[Available data]:
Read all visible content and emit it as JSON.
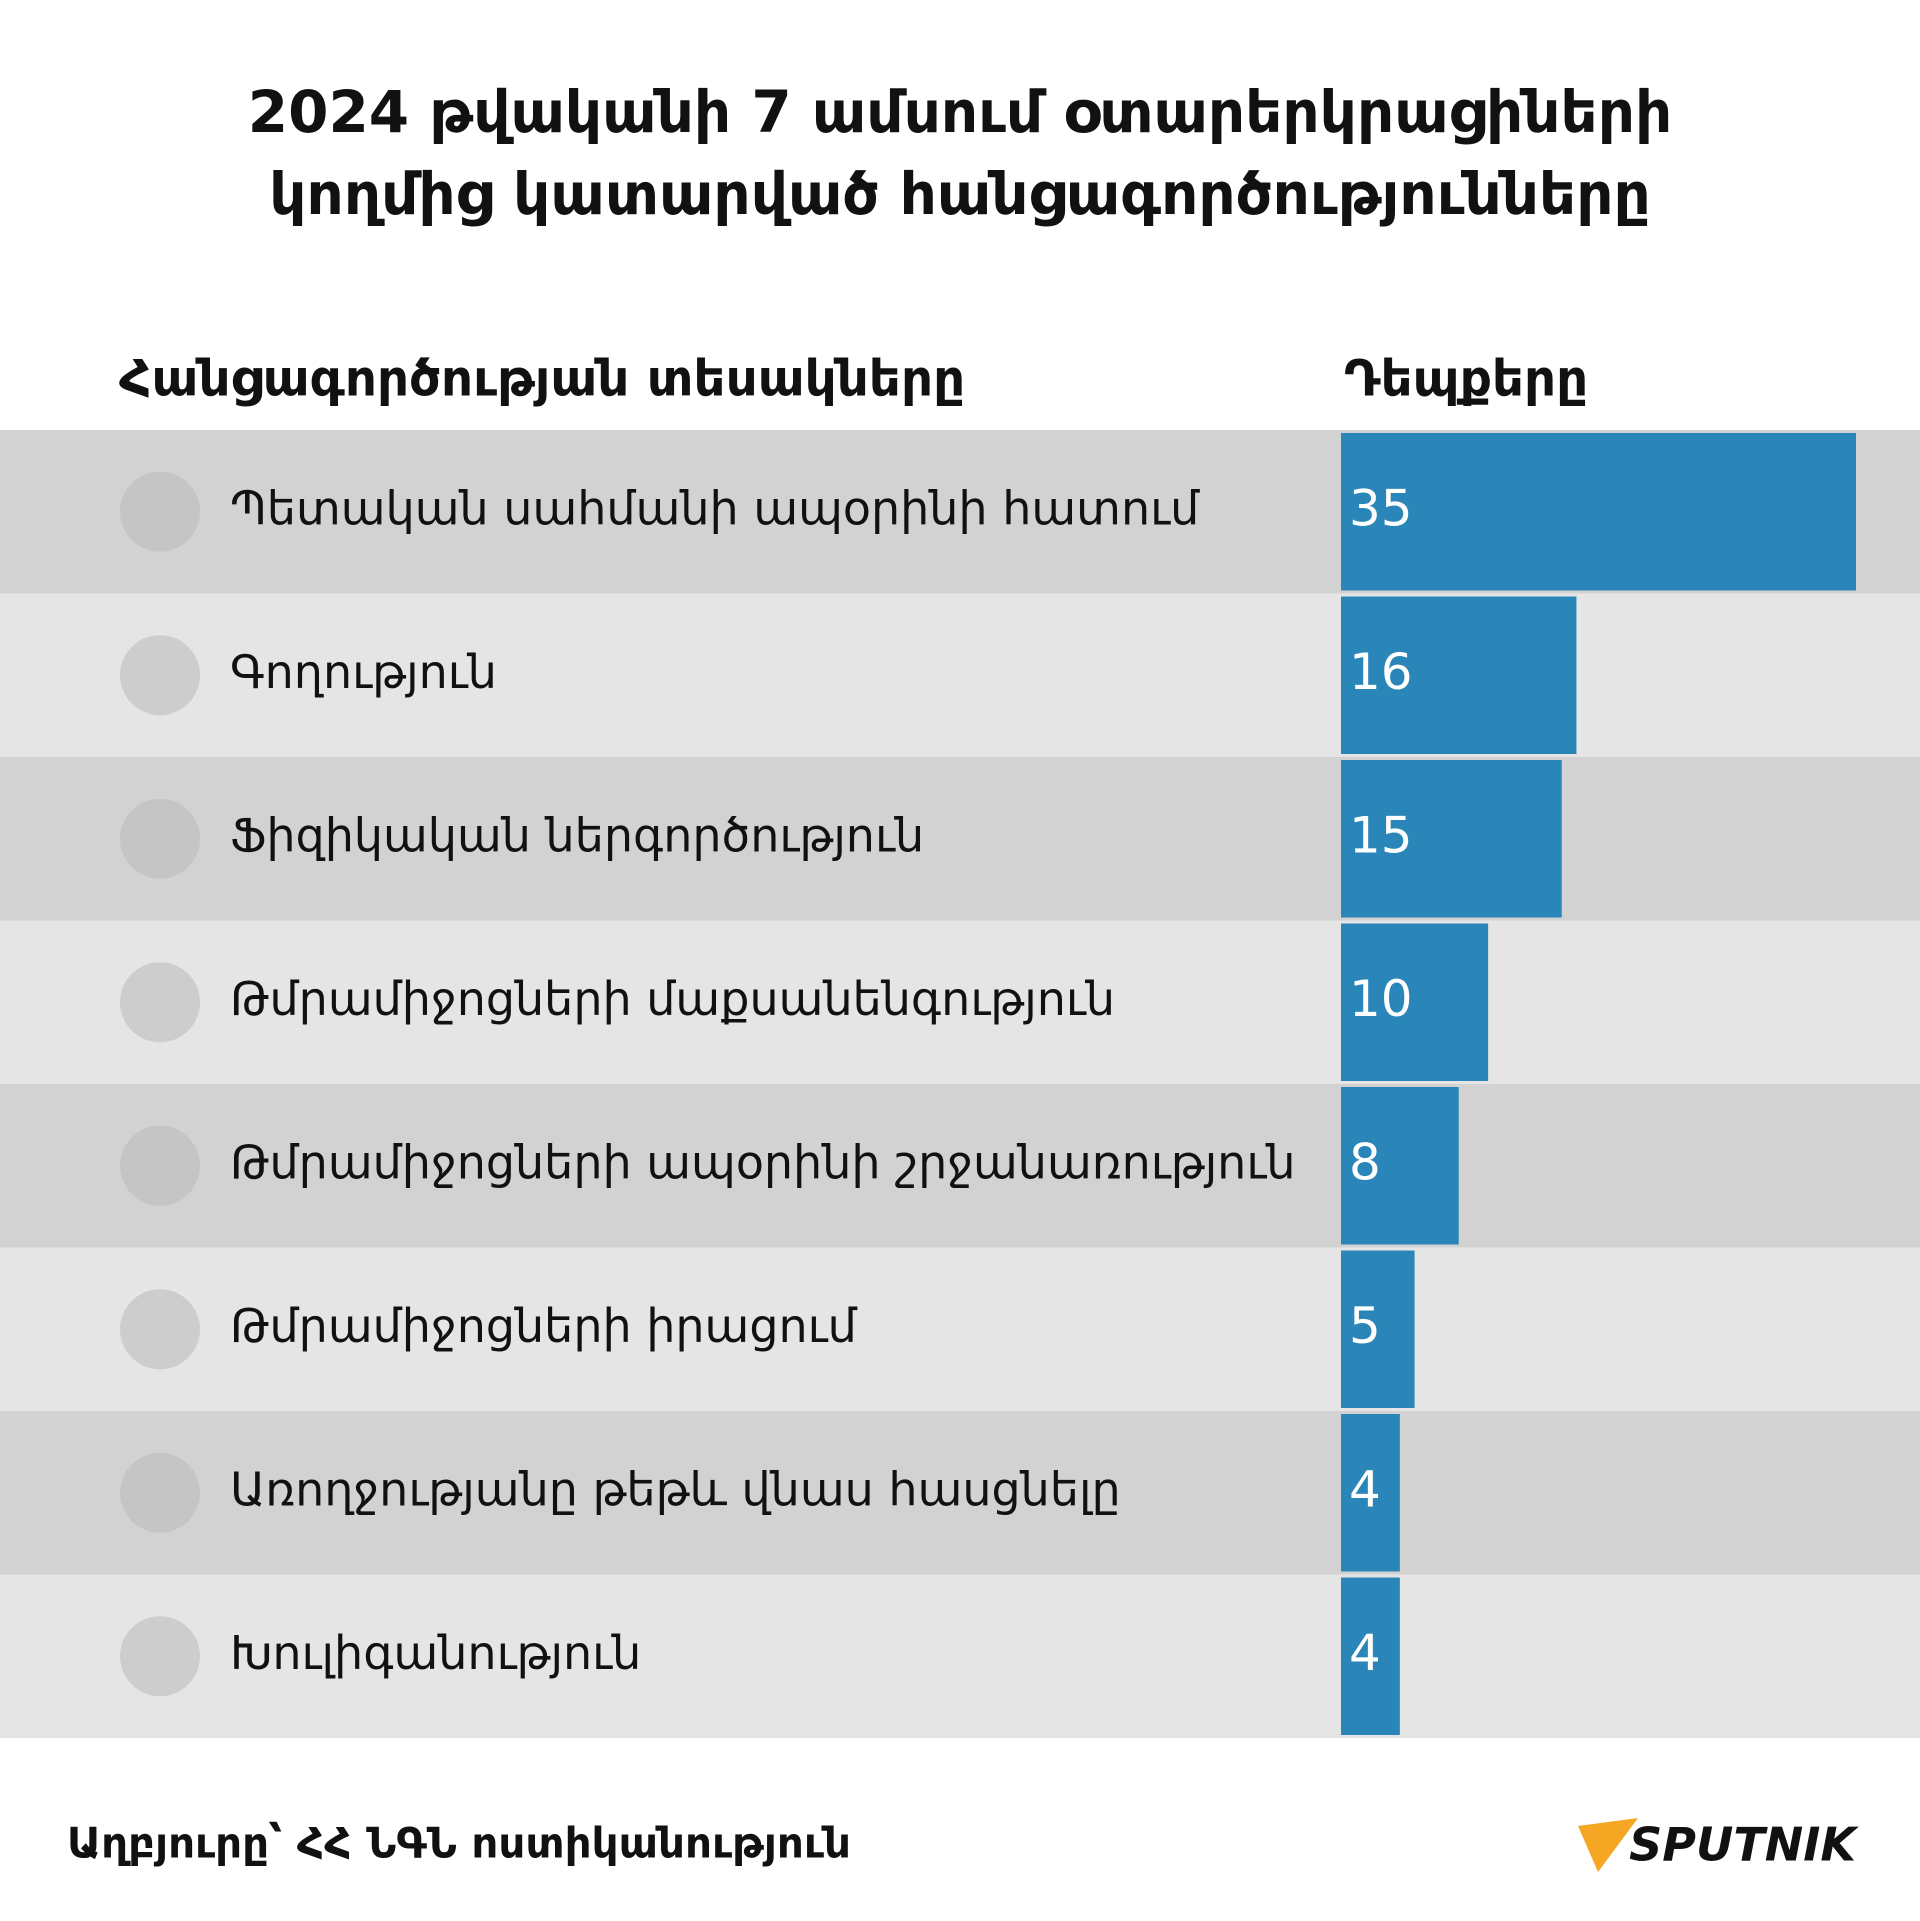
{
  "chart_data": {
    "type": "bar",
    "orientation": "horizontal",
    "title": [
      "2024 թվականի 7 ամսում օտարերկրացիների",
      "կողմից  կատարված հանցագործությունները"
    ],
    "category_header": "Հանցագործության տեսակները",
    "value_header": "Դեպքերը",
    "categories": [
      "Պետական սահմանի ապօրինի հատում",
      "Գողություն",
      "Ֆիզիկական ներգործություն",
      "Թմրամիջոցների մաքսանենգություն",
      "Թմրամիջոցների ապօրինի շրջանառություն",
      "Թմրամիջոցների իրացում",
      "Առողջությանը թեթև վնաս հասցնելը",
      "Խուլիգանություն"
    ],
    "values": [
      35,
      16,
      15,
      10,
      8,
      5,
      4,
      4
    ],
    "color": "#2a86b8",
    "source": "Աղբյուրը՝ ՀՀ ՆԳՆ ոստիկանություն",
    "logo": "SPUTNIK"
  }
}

[The exercise]:
Each entry gets copied exactly; the pictures stay out.

[Problem solution]:
Read all visible content and emit it as JSON.
{
  "chart_data": {
    "type": "bar",
    "orientation": "horizontal",
    "title": [
      "2024 թվականի 7 ամսում օտարերկրացիների",
      "կողմից  կատարված հանցագործությունները"
    ],
    "category_header": "Հանցագործության տեսակները",
    "value_header": "Դեպքերը",
    "categories": [
      "Պետական սահմանի ապօրինի հատում",
      "Գողություն",
      "Ֆիզիկական ներգործություն",
      "Թմրամիջոցների մաքսանենգություն",
      "Թմրամիջոցների ապօրինի շրջանառություն",
      "Թմրամիջոցների իրացում",
      "Առողջությանը թեթև վնաս հասցնելը",
      "Խուլիգանություն"
    ],
    "values": [
      35,
      16,
      15,
      10,
      8,
      5,
      4,
      4
    ],
    "color": "#2a86b8",
    "source": "Աղբյուրը՝ ՀՀ ՆԳՆ ոստիկանություն",
    "logo": "SPUTNIK"
  }
}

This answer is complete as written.